-- Given records start --

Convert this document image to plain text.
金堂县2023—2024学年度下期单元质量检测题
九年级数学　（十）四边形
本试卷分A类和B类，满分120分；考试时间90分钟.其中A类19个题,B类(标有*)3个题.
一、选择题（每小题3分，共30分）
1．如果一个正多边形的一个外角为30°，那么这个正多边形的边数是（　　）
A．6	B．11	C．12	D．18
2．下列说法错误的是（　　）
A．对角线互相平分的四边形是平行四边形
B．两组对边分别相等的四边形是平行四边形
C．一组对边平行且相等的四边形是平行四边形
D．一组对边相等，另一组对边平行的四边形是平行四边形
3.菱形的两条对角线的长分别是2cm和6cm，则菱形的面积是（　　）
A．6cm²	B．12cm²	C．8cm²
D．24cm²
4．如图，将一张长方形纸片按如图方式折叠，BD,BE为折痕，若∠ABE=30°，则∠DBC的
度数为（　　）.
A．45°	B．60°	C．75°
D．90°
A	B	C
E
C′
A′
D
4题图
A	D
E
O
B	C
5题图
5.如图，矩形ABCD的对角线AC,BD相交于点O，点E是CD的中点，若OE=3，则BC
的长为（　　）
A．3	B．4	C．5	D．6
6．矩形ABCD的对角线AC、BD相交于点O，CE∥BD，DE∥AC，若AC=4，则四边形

-- Given records end --

Your instructions |
Give back all the data exactly as written.

Response to this task |
Convert this document image to plain text.
金堂县2023—2024学年度下期单元质量检测题
九年级数学　（十）四边形
本试卷分A类和B类，满分120分；考试时间90分钟.其中A类19个题,B类(标有*)3个题.
一、选择题（每小题3分，共30分）
1．如果一个正多边形的一个外角为30°，那么这个正多边形的边数是（　　）
A．6	B．11	C．12	D．18
2．下列说法错误的是（　　）
A．对角线互相平分的四边形是平行四边形
B．两组对边分别相等的四边形是平行四边形
C．一组对边平行且相等的四边形是平行四边形
D．一组对边相等，另一组对边平行的四边形是平行四边形
3.菱形的两条对角线的长分别是2cm和6cm，则菱形的面积是（　　）
A．6cm²	B．12cm²	C．8cm²
D．24cm²
4．如图，将一张长方形纸片按如图方式折叠，BD,BE为折痕，若∠ABE=30°，则∠DBC的
度数为（　　）.
A．45°	B．60°	C．75°
D．90°
A	B	C
E
C′
A′
D
4题图
A	D
E
O
B	C
5题图
5.如图，矩形ABCD的对角线AC,BD相交于点O，点E是CD的中点，若OE=3，则BC
的长为（　　）
A．3	B．4	C．5	D．6
6．矩形ABCD的对角线AC、BD相交于点O，CE∥BD，DE∥AC，若AC=4，则四边形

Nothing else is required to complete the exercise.